Please repeat all of the lines that follow, exactly as written.

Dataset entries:

* BEGIN *

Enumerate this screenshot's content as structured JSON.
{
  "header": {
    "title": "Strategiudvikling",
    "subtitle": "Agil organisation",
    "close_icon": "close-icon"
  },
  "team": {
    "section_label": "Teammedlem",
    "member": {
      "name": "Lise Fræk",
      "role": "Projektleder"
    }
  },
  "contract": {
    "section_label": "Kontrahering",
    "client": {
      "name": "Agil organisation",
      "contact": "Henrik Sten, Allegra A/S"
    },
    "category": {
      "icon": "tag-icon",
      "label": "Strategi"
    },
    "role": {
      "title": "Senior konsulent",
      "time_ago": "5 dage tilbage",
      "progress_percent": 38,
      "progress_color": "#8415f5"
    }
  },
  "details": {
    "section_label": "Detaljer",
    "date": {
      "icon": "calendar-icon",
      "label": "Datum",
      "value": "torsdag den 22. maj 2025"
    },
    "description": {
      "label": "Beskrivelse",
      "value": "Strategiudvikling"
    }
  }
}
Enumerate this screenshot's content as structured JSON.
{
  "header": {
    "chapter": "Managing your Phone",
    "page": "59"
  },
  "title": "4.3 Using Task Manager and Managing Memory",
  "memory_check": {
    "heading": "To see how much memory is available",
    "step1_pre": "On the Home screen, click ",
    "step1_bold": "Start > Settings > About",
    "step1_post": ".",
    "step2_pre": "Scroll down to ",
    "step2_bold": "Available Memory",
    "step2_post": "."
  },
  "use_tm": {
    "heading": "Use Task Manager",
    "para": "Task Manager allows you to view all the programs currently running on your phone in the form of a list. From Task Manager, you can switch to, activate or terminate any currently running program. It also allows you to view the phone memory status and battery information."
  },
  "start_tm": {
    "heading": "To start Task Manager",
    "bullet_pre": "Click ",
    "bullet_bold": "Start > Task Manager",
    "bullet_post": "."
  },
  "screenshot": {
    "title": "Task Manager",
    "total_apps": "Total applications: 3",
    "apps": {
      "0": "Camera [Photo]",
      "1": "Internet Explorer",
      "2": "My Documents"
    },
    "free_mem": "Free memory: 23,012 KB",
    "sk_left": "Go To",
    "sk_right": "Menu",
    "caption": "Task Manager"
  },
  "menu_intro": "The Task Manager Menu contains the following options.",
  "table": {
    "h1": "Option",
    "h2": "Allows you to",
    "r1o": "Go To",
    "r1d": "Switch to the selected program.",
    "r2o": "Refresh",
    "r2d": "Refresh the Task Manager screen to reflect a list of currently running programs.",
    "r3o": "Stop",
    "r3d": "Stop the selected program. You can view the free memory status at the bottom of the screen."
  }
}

* END *

• [SOLUTION]
Enumerate this screenshot's content as structured JSON.
{
  "header": {
    "title": "Strategiudvikling",
    "subtitle": "Agil organisation",
    "close_icon": "close-icon"
  },
  "team": {
    "section_label": "Teammedlem",
    "member": {
      "name": "Lise Fræk",
      "role": "Projektleder"
    }
  },
  "contract": {
    "section_label": "Kontrahering",
    "client": {
      "name": "Agil organisation",
      "contact": "Henrik Sten, Allegra A/S"
    },
    "category": {
      "icon": "tag-icon",
      "label": "Strategi"
    },
    "role": {
      "title": "Senior konsulent",
      "time_ago": "5 dage tilbage",
      "progress_percent": 38,
      "progress_color": "#8415f5"
    }
  },
  "details": {
    "section_label": "Detaljer",
    "date": {
      "icon": "calendar-icon",
      "label": "Datum",
      "value": "torsdag den 22. maj 2025"
    },
    "description": {
      "label": "Beskrivelse",
      "value": "Strategiudvikling"
    }
  }
}
Enumerate this screenshot's content as structured JSON.
{
  "header": {
    "chapter": "Managing your Phone",
    "page": "59"
  },
  "title": "4.3 Using Task Manager and Managing Memory",
  "memory_check": {
    "heading": "To see how much memory is available",
    "step1_pre": "On the Home screen, click ",
    "step1_bold": "Start > Settings > About",
    "step1_post": ".",
    "step2_pre": "Scroll down to ",
    "step2_bold": "Available Memory",
    "step2_post": "."
  },
  "use_tm": {
    "heading": "Use Task Manager",
    "para": "Task Manager allows you to view all the programs currently running on your phone in the form of a list. From Task Manager, you can switch to, activate or terminate any currently running program. It also allows you to view the phone memory status and battery information."
  },
  "start_tm": {
    "heading": "To start Task Manager",
    "bullet_pre": "Click ",
    "bullet_bold": "Start > Task Manager",
    "bullet_post": "."
  },
  "screenshot": {
    "title": "Task Manager",
    "total_apps": "Total applications: 3",
    "apps": {
      "0": "Camera [Photo]",
      "1": "Internet Explorer",
      "2": "My Documents"
    },
    "free_mem": "Free memory: 23,012 KB",
    "sk_left": "Go To",
    "sk_right": "Menu",
    "caption": "Task Manager"
  },
  "menu_intro": "The Task Manager Menu contains the following options.",
  "table": {
    "h1": "Option",
    "h2": "Allows you to",
    "r1o": "Go To",
    "r1d": "Switch to the selected program.",
    "r2o": "Refresh",
    "r2d": "Refresh the Task Manager screen to reflect a list of currently running programs.",
    "r3o": "Stop",
    "r3d": "Stop the selected program. You can view the free memory status at the bottom of the screen."
  }
}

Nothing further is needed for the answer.